**Exercise tasks:**
[1] In the forum thread, who does Thomas Barriano say was also at the Kentucky seminar he attended with ME and Ivan?
[2] Copy word for word the part of the forum thread starting at "There are lots" and ending at "Sutherland (Mar 27, 2006)".

─── Selected extract ───

The same people that hired you to worry about what I do ;-)


----------



## Timothy Stacy (Jan 29, 2009)

Oh please, not the ME videos again ](*,)
There are lots of different ways to train dogs. I just got to watch the ME tug and one other video. I found them incredibly boring and the information was mostly regergitated from Ivan's videos from years ago. I love how he uses "finding the leg".... :-k let's see, where did that come from. Go see Bart Bellon or Ivan!

Peter, good luck but I'd stay away from new Helpers. 

@Todd, I actually enjoy these personalities that pop up. They are refreshing,honest, comical, and witty. I sure wish they could stay longer.


----------



## Connie Sutherland (Mar 27, 2006)

_"They are refreshing, honest ..... "_


Yep, those phony logins with the fake names and made-up experience and all .... they sure are honest, all right! :lol:


----------



## Timothy Stacy (Jan 29, 2009)

Connie Sutherland said:


> _"They are refreshing, honest ..... "_
> 
> 
> Yep, those phony logins with the fake names and made-up experience and all .... they sure are honest, all right! :lol:


It's called multiple personalities, as long as they believe it's true, it's honest!

I think the gentlemen on here who exaggerate their past are just as bad


----------



## Thomas Barriano (Mar 27, 2006)

Tim

You're the only one I know that finds ME vids "boring"
ME trains very much like Ivan. I said years ago that ME trains Ivan's techniques better then Ivan does. I even went to a seminar in Kentucky 5-6? years ago with both ME and Ivan
(Stewart Hilliard was there too). I've been to a lot of ME and
Ivan seminars. With ME everyone gets the same attention
The noob and the experienced competitor. The mal owner and the lab owner. ME is much clearer in explaining things.
Ivan is brilliant in his training, but lots of times he has a hard time explaining it to other people. ME vids are far superior
IMHO I like the detail and the use of different demo dogs.

─── Data section ───

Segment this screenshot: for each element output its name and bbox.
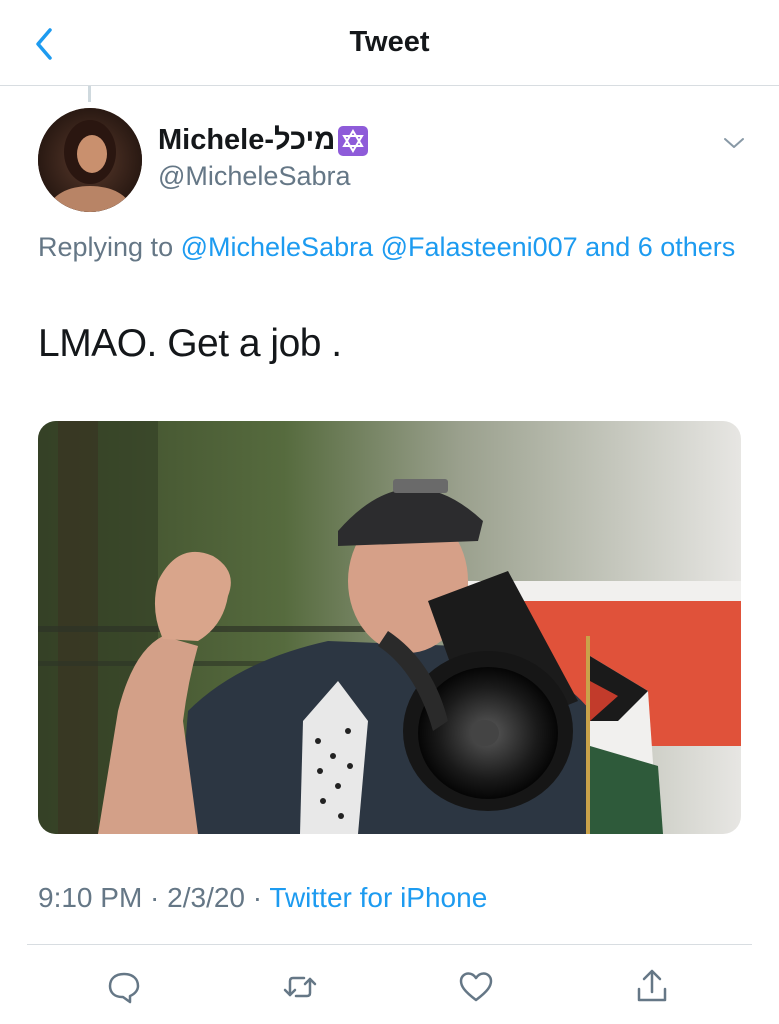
- divider: [27, 944, 752, 945]
- reply-button[interactable]: [104, 967, 144, 1007]
- reply-icon: [108, 972, 140, 1004]
- star-of-david-icon: [338, 125, 369, 156]
- source-link[interactable]: Twitter for iPhone: [269, 882, 487, 913]
- like-button[interactable]: [456, 967, 496, 1007]
- replying-prefix: Replying to: [38, 232, 174, 262]
- avatar-photo: [38, 108, 142, 212]
- mention-link[interactable]: @Falasteeni007: [381, 232, 578, 262]
- tweet-photo[interactable]: [38, 421, 741, 834]
- avatar[interactable]: [38, 108, 142, 212]
- thread-connector-line: [88, 86, 91, 102]
- author-display-name[interactable]: Michele-מיכל: [158, 124, 369, 157]
- retweet-icon: [283, 976, 317, 998]
- share-icon: [637, 969, 667, 1002]
- mention-link[interactable]: @MicheleSabra: [181, 232, 374, 262]
- display-name-text: Michele-מיכל: [158, 124, 336, 156]
- like-icon: [459, 972, 493, 1002]
- author-handle[interactable]: @MicheleSabra: [158, 161, 351, 192]
- navigation-bar: Tweet: [0, 0, 779, 86]
- tweet-text: LMAO. Get a job .: [38, 322, 342, 365]
- replying-to: Replying to @MicheleSabra @Falasteeni007…: [38, 226, 738, 269]
- tweet-menu-button[interactable]: [722, 134, 746, 152]
- tweet-meta: 9:10 PM · 2/3/20 · Twitter for iPhone: [38, 882, 487, 914]
- chevron-down-icon: [724, 138, 744, 148]
- retweet-button[interactable]: [280, 967, 320, 1007]
- photo-illustration: [38, 421, 741, 834]
- others-link[interactable]: and 6 others: [585, 232, 735, 262]
- timestamp: 9:10 PM · 2/3/20 ·: [38, 882, 263, 913]
- page-title: Tweet: [349, 26, 430, 58]
- share-button[interactable]: [632, 967, 672, 1007]
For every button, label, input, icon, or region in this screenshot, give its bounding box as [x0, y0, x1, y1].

───

**Answers in order:**
[1] Stewart Hilliard

[2]
There are lots of different ways to train dogs. I just got to watch the ME tug and one other video. I found them incredibly boring and the information was mostly regergitated from Ivan's videos from years ago. I love how he uses "finding the leg".... :-k let's see, where did that come from. Go see Bart Bellon or Ivan!

Peter, good luck but I'd stay away from new Helpers. 

@Todd, I actually enjoy these personalities that pop up. They are refreshing,honest, comical, and witty. I sure wish they could stay longer.


----------



## Connie Sutherland (Mar 27, 2006)